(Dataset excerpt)
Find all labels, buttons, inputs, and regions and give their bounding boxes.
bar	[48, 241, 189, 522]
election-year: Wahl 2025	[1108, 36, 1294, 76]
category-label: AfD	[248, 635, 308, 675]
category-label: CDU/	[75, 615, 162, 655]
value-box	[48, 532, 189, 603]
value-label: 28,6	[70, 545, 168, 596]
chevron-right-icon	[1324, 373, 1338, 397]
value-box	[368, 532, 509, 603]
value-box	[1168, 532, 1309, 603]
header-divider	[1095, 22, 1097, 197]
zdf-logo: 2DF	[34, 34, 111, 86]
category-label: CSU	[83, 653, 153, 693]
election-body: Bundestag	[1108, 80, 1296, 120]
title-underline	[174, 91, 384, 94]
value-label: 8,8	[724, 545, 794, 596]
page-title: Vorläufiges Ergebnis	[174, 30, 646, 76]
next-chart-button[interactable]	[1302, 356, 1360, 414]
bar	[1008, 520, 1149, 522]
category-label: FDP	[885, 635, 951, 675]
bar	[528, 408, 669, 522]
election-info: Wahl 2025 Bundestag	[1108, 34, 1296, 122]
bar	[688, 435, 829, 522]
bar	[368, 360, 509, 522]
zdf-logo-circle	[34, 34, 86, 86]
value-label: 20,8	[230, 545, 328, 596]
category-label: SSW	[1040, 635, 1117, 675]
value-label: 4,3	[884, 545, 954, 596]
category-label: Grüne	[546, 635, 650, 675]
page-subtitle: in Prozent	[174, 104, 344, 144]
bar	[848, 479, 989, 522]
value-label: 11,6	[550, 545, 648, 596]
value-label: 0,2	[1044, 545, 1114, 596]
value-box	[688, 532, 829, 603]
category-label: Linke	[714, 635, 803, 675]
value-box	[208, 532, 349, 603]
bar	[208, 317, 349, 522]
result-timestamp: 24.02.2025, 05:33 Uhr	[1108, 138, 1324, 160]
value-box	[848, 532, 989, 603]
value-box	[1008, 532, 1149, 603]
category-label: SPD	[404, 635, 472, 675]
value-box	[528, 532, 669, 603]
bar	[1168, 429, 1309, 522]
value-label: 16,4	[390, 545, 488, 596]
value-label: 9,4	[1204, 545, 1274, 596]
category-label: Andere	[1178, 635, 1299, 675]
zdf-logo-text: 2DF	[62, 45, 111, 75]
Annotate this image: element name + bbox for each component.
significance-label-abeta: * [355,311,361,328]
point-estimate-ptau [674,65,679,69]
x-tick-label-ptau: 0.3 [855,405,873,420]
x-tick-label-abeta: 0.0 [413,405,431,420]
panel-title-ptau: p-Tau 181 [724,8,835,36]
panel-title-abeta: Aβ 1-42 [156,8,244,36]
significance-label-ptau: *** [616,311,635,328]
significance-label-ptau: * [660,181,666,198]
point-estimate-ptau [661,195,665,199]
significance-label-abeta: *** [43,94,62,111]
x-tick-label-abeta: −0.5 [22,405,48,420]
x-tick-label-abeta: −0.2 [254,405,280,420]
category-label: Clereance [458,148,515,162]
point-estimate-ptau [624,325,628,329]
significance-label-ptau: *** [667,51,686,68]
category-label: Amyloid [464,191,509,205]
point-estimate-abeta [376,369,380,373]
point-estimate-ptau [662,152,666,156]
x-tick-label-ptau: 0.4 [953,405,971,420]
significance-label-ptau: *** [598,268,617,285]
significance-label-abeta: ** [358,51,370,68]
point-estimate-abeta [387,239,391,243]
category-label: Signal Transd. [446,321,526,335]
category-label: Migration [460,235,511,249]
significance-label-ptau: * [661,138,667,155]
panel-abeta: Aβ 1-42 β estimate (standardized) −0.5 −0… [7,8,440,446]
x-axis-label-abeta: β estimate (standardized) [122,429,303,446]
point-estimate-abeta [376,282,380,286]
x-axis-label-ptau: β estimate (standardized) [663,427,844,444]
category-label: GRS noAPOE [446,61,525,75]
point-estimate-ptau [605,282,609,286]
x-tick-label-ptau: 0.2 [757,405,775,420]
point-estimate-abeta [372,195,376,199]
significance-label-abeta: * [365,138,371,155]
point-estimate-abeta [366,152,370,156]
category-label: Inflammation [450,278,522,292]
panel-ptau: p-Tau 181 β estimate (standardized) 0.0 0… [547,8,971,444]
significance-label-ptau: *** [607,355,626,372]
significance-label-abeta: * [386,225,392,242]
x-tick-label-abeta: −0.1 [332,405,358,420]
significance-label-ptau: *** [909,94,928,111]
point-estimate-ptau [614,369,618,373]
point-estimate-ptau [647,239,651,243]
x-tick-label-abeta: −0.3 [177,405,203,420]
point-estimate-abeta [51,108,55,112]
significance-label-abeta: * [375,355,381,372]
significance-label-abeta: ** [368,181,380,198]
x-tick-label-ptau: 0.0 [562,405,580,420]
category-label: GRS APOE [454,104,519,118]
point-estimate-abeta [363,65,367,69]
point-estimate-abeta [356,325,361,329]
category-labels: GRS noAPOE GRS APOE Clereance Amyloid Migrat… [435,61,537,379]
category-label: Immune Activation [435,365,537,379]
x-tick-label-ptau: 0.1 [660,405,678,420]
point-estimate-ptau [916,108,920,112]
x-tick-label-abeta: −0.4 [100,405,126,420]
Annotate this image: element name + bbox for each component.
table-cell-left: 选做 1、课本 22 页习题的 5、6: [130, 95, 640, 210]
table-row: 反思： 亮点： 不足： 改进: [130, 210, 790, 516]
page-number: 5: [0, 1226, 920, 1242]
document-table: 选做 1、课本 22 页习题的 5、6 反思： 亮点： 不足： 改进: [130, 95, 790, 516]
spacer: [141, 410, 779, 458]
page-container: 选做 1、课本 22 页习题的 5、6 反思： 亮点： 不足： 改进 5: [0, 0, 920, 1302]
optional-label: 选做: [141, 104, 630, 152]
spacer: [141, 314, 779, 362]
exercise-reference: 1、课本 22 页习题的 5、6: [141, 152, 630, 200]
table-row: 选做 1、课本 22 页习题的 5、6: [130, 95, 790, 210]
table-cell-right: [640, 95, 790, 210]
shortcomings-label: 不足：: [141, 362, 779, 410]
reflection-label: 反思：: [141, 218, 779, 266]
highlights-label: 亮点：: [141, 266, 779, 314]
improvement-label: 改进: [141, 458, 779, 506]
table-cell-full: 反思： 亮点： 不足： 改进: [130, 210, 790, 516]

Written problem: Turn all the rows of the dataset excerpt into a numbered list, leaving out any blank lines.

Solution to this exercise:
1. Find all labels, buttons, inputs, and regions and give their bounding boxes.
2. bar	[48, 241, 189, 522]
3. election-year: Wahl 2025	[1108, 36, 1294, 76]
4. category-label: AfD	[248, 635, 308, 675]
5. category-label: CDU/	[75, 615, 162, 655]
6. value-box	[48, 532, 189, 603]
7. value-label: 28,6	[70, 545, 168, 596]
8. chevron-right-icon	[1324, 373, 1338, 397]
9. value-box	[368, 532, 509, 603]
10. value-box	[1168, 532, 1309, 603]
11. header-divider	[1095, 22, 1097, 197]
12. zdf-logo: 2DF	[34, 34, 111, 86]
13. category-label: CSU	[83, 653, 153, 693]
14. election-body: Bundestag	[1108, 80, 1296, 120]
15. title-underline	[174, 91, 384, 94]
16. value-label: 8,8	[724, 545, 794, 596]
17. page-title: Vorläufiges Ergebnis	[174, 30, 646, 76]
18. next-chart-button[interactable]	[1302, 356, 1360, 414]
19. bar	[1008, 520, 1149, 522]
20. category-label: FDP	[885, 635, 951, 675]
21. bar	[528, 408, 669, 522]
22. election-info: Wahl 2025 Bundestag	[1108, 34, 1296, 122]
23. bar	[688, 435, 829, 522]
24. bar	[368, 360, 509, 522]
25. zdf-logo-circle	[34, 34, 86, 86]
26. value-label: 20,8	[230, 545, 328, 596]
27. category-label: SSW	[1040, 635, 1117, 675]
28. value-label: 4,3	[884, 545, 954, 596]
29. category-label: Grüne	[546, 635, 650, 675]
30. page-subtitle: in Prozent	[174, 104, 344, 144]
31. bar	[848, 479, 989, 522]
32. value-label: 11,6	[550, 545, 648, 596]
33. value-label: 0,2	[1044, 545, 1114, 596]
34. value-box	[688, 532, 829, 603]
35. category-label: Linke	[714, 635, 803, 675]
36. value-box	[208, 532, 349, 603]
37. bar	[208, 317, 349, 522]
38. result-timestamp: 24.02.2025, 05:33 Uhr	[1108, 138, 1324, 160]
39. value-box	[848, 532, 989, 603]
40. value-box	[1008, 532, 1149, 603]
41. category-label: SPD	[404, 635, 472, 675]
42. value-box	[528, 532, 669, 603]
43. bar	[1168, 429, 1309, 522]
44. value-label: 16,4	[390, 545, 488, 596]
45. value-label: 9,4	[1204, 545, 1274, 596]
46. category-label: Andere	[1178, 635, 1299, 675]
47. zdf-logo-text: 2DF	[62, 45, 111, 75]
48. Annotate this image: element name + bbox for each component.
49. significance-label-abeta: * [355,311,361,328]
50. point-estimate-ptau [674,65,679,69]
51. x-tick-label-ptau: 0.3 [855,405,873,420]
52. x-tick-label-abeta: 0.0 [413,405,431,420]
53. panel-title-ptau: p-Tau 181 [724,8,835,36]
54. panel-title-abeta: Aβ 1-42 [156,8,244,36]
55. significance-label-ptau: *** [616,311,635,328]
56. significance-label-ptau: * [660,181,666,198]
57. point-estimate-ptau [661,195,665,199]
58. significance-label-abeta: *** [43,94,62,111]
59. x-tick-label-abeta: −0.5 [22,405,48,420]
60. x-tick-label-abeta: −0.2 [254,405,280,420]
61. category-label: Clereance [458,148,515,162]
62. point-estimate-ptau [624,325,628,329]
63. significance-label-ptau: *** [667,51,686,68]
64. category-label: Amyloid [464,191,509,205]
65. point-estimate-abeta [376,369,380,373]
66. point-estimate-ptau [662,152,666,156]
67. x-tick-label-ptau: 0.4 [953,405,971,420]
68. significance-label-ptau: *** [598,268,617,285]
69. significance-label-abeta: ** [358,51,370,68]
70. point-estimate-abeta [387,239,391,243]
71. category-label: Signal Transd. [446,321,526,335]
72. category-label: Migration [460,235,511,249]
73. significance-label-ptau: * [661,138,667,155]
74. panel-abeta: Aβ 1-42 β estimate (standardized) −0.5 −0… [7,8,440,446]
75. x-axis-label-abeta: β estimate (standardized) [122,429,303,446]
76. point-estimate-abeta [376,282,380,286]
77. x-axis-label-ptau: β estimate (standardized) [663,427,844,444]
78. category-label: GRS noAPOE [446,61,525,75]
79. point-estimate-ptau [605,282,609,286]
80. x-tick-label-ptau: 0.2 [757,405,775,420]
81. point-estimate-abeta [372,195,376,199]
82. significance-label-abeta: * [365,138,371,155]
83. point-estimate-abeta [366,152,370,156]
84. category-label: Inflammation [450,278,522,292]
85. panel-ptau: p-Tau 181 β estimate (standardized) 0.0 0… [547,8,971,444]
86. significance-label-ptau: *** [607,355,626,372]
87. significance-label-abeta: * [386,225,392,242]
88. x-tick-label-abeta: −0.1 [332,405,358,420]
89. significance-label-ptau: *** [909,94,928,111]
90. point-estimate-ptau [614,369,618,373]
91. point-estimate-ptau [647,239,651,243]
92. x-tick-label-abeta: −0.3 [177,405,203,420]
93. point-estimate-abeta [51,108,55,112]
94. significance-label-abeta: * [375,355,381,372]
95. significance-label-abeta: ** [368,181,380,198]
96. x-tick-label-ptau: 0.0 [562,405,580,420]
97. category-label: GRS APOE [454,104,519,118]
98. point-estimate-abeta [363,65,367,69]
99. point-estimate-abeta [356,325,361,329]
100. category-labels: GRS noAPOE GRS APOE Clereance Amyloid Migrat… [435,61,537,379]
101. category-label: Immune Activation [435,365,537,379]
102. x-tick-label-ptau: 0.1 [660,405,678,420]
103. point-estimate-ptau [916,108,920,112]
104. x-tick-label-abeta: −0.4 [100,405,126,420]
105. Annotate this image: element name + bbox for each component.
106. table-cell-left: 选做 1、课本 22 页习题的 5、6: [130, 95, 640, 210]
107. table-row: 反思： 亮点： 不足： 改进: [130, 210, 790, 516]
108. page-number: 5: [0, 1226, 920, 1242]
109. document-table: 选做 1、课本 22 页习题的 5、6 反思： 亮点： 不足： 改进: [130, 95, 790, 516]
110. spacer: [141, 410, 779, 458]
111. page-container: 选做 1、课本 22 页习题的 5、6 反思： 亮点： 不足： 改进 5: [0, 0, 920, 1302]
112. optional-label: 选做: [141, 104, 630, 152]
113. spacer: [141, 314, 779, 362]
114. exercise-reference: 1、课本 22 页习题的 5、6: [141, 152, 630, 200]
115. table-row: 选做 1、课本 22 页习题的 5、6: [130, 95, 790, 210]
116. table-cell-right: [640, 95, 790, 210]
117. shortcomings-label: 不足：: [141, 362, 779, 410]
118. reflection-label: 反思：: [141, 218, 779, 266]
119. highlights-label: 亮点：: [141, 266, 779, 314]
120. improvement-label: 改进: [141, 458, 779, 506]
121. table-cell-full: 反思： 亮点： 不足： 改进: [130, 210, 790, 516]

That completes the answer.